* BEGIN Provided records *
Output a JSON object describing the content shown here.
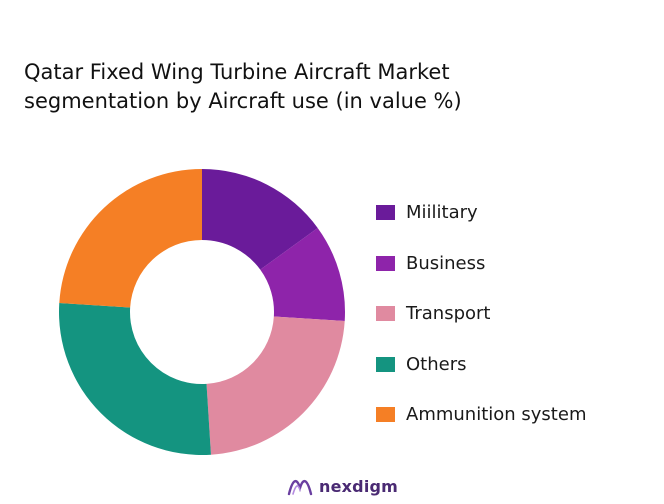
{
  "title_lines": [
    "Qatar Fixed Wing Turbine Aircraft Market",
    "segmentation by Aircraft use (in value %)"
  ],
  "chart_data": {
    "type": "pie",
    "donut": true,
    "title": "Qatar Fixed Wing Turbine Aircraft Market segmentation by Aircraft use (in value %)",
    "categories": [
      "Miilitary",
      "Business",
      "Transport",
      "Others",
      "Ammunition system"
    ],
    "values": [
      15,
      11,
      23,
      27,
      24
    ],
    "colors": [
      "#6a1b9a",
      "#8e24aa",
      "#e08aa0",
      "#149480",
      "#f57f25"
    ],
    "legend_position": "right"
  },
  "brand": {
    "name": "nexdigm",
    "icon": "nexdigm-logo-icon",
    "color": "#4a2a73"
  }
}
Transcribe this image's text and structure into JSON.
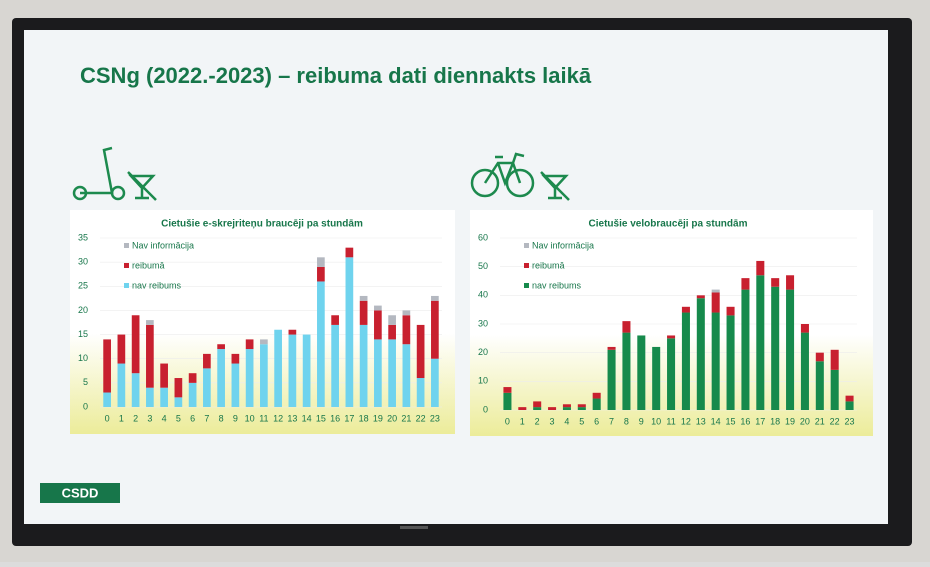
{
  "slide_title": "CSNg (2022.-2023) – reibuma dati diennakts laikā",
  "logo": "CSDD",
  "chart_data": [
    {
      "type": "bar",
      "stacked": true,
      "title": "Cietušie e-skrejriteņu braucēji pa stundām",
      "categories": [
        "0",
        "1",
        "2",
        "3",
        "4",
        "5",
        "6",
        "7",
        "8",
        "9",
        "10",
        "11",
        "12",
        "13",
        "14",
        "15",
        "16",
        "17",
        "18",
        "19",
        "20",
        "21",
        "22",
        "23"
      ],
      "series": [
        {
          "name": "nav reibums",
          "color": "#6fd3ee",
          "values": [
            3,
            9,
            7,
            4,
            4,
            2,
            5,
            8,
            12,
            9,
            12,
            13,
            16,
            15,
            15,
            26,
            17,
            31,
            17,
            14,
            14,
            13,
            6,
            10
          ]
        },
        {
          "name": "reibumā",
          "color": "#c8202f",
          "values": [
            11,
            6,
            12,
            13,
            5,
            4,
            2,
            3,
            1,
            2,
            2,
            0,
            0,
            1,
            0,
            3,
            2,
            2,
            5,
            6,
            3,
            6,
            11,
            12
          ]
        },
        {
          "name": "Nav informācija",
          "color": "#b4b8c0",
          "values": [
            0,
            0,
            0,
            1,
            0,
            0,
            0,
            0,
            0,
            0,
            0,
            1,
            0,
            0,
            0,
            2,
            0,
            0,
            1,
            1,
            2,
            1,
            0,
            1
          ]
        }
      ],
      "ylim": [
        0,
        35
      ],
      "yticks": [
        0,
        5,
        10,
        15,
        20,
        25,
        30,
        35
      ],
      "grid": true
    },
    {
      "type": "bar",
      "stacked": true,
      "title": "Cietušie velobraucēji pa stundām",
      "categories": [
        "0",
        "1",
        "2",
        "3",
        "4",
        "5",
        "6",
        "7",
        "8",
        "9",
        "10",
        "11",
        "12",
        "13",
        "14",
        "15",
        "16",
        "17",
        "18",
        "19",
        "20",
        "21",
        "22",
        "23"
      ],
      "series": [
        {
          "name": "nav reibums",
          "color": "#168a4c",
          "values": [
            6,
            0,
            1,
            0,
            1,
            1,
            4,
            21,
            27,
            26,
            22,
            25,
            34,
            39,
            34,
            33,
            42,
            47,
            43,
            42,
            27,
            17,
            14,
            3
          ]
        },
        {
          "name": "reibumā",
          "color": "#c8202f",
          "values": [
            2,
            1,
            2,
            1,
            1,
            1,
            2,
            1,
            4,
            0,
            0,
            1,
            2,
            1,
            7,
            3,
            4,
            5,
            3,
            5,
            3,
            3,
            7,
            2
          ]
        },
        {
          "name": "Nav informācija",
          "color": "#b4b8c0",
          "values": [
            0,
            0,
            0,
            0,
            0,
            0,
            0,
            0,
            0,
            0,
            0,
            0,
            0,
            0,
            1,
            0,
            0,
            0,
            0,
            0,
            0,
            0,
            0,
            0
          ]
        }
      ],
      "ylim": [
        0,
        60
      ],
      "yticks": [
        0,
        10,
        20,
        30,
        40,
        50,
        60
      ],
      "grid": true
    }
  ]
}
* END Provided records *
What you need to do: Leave out the pictures and print every line of the data exactly.

Written answer:
Output a JSON object describing the content shown here.
{
  "title_lines": [
    "Qatar Fixed Wing Turbine Aircraft Market",
    "segmentation by Aircraft use (in value %)"
  ],
  "chart_data": {
    "type": "pie",
    "donut": true,
    "title": "Qatar Fixed Wing Turbine Aircraft Market segmentation by Aircraft use (in value %)",
    "categories": [
      "Miilitary",
      "Business",
      "Transport",
      "Others",
      "Ammunition system"
    ],
    "values": [
      15,
      11,
      23,
      27,
      24
    ],
    "colors": [
      "#6a1b9a",
      "#8e24aa",
      "#e08aa0",
      "#149480",
      "#f57f25"
    ],
    "legend_position": "right"
  },
  "brand": {
    "name": "nexdigm",
    "icon": "nexdigm-logo-icon",
    "color": "#4a2a73"
  }
}
Transcribe this image's text and structure into JSON.
{
  "slide_title": "CSNg (2022.-2023) – reibuma dati diennakts laikā",
  "logo": "CSDD",
  "chart_data": [
    {
      "type": "bar",
      "stacked": true,
      "title": "Cietušie e-skrejriteņu braucēji pa stundām",
      "categories": [
        "0",
        "1",
        "2",
        "3",
        "4",
        "5",
        "6",
        "7",
        "8",
        "9",
        "10",
        "11",
        "12",
        "13",
        "14",
        "15",
        "16",
        "17",
        "18",
        "19",
        "20",
        "21",
        "22",
        "23"
      ],
      "series": [
        {
          "name": "nav reibums",
          "color": "#6fd3ee",
          "values": [
            3,
            9,
            7,
            4,
            4,
            2,
            5,
            8,
            12,
            9,
            12,
            13,
            16,
            15,
            15,
            26,
            17,
            31,
            17,
            14,
            14,
            13,
            6,
            10
          ]
        },
        {
          "name": "reibumā",
          "color": "#c8202f",
          "values": [
            11,
            6,
            12,
            13,
            5,
            4,
            2,
            3,
            1,
            2,
            2,
            0,
            0,
            1,
            0,
            3,
            2,
            2,
            5,
            6,
            3,
            6,
            11,
            12
          ]
        },
        {
          "name": "Nav informācija",
          "color": "#b4b8c0",
          "values": [
            0,
            0,
            0,
            1,
            0,
            0,
            0,
            0,
            0,
            0,
            0,
            1,
            0,
            0,
            0,
            2,
            0,
            0,
            1,
            1,
            2,
            1,
            0,
            1
          ]
        }
      ],
      "ylim": [
        0,
        35
      ],
      "yticks": [
        0,
        5,
        10,
        15,
        20,
        25,
        30,
        35
      ],
      "grid": true
    },
    {
      "type": "bar",
      "stacked": true,
      "title": "Cietušie velobraucēji pa stundām",
      "categories": [
        "0",
        "1",
        "2",
        "3",
        "4",
        "5",
        "6",
        "7",
        "8",
        "9",
        "10",
        "11",
        "12",
        "13",
        "14",
        "15",
        "16",
        "17",
        "18",
        "19",
        "20",
        "21",
        "22",
        "23"
      ],
      "series": [
        {
          "name": "nav reibums",
          "color": "#168a4c",
          "values": [
            6,
            0,
            1,
            0,
            1,
            1,
            4,
            21,
            27,
            26,
            22,
            25,
            34,
            39,
            34,
            33,
            42,
            47,
            43,
            42,
            27,
            17,
            14,
            3
          ]
        },
        {
          "name": "reibumā",
          "color": "#c8202f",
          "values": [
            2,
            1,
            2,
            1,
            1,
            1,
            2,
            1,
            4,
            0,
            0,
            1,
            2,
            1,
            7,
            3,
            4,
            5,
            3,
            5,
            3,
            3,
            7,
            2
          ]
        },
        {
          "name": "Nav informācija",
          "color": "#b4b8c0",
          "values": [
            0,
            0,
            0,
            0,
            0,
            0,
            0,
            0,
            0,
            0,
            0,
            0,
            0,
            0,
            1,
            0,
            0,
            0,
            0,
            0,
            0,
            0,
            0,
            0
          ]
        }
      ],
      "ylim": [
        0,
        60
      ],
      "yticks": [
        0,
        10,
        20,
        30,
        40,
        50,
        60
      ],
      "grid": true
    }
  ]
}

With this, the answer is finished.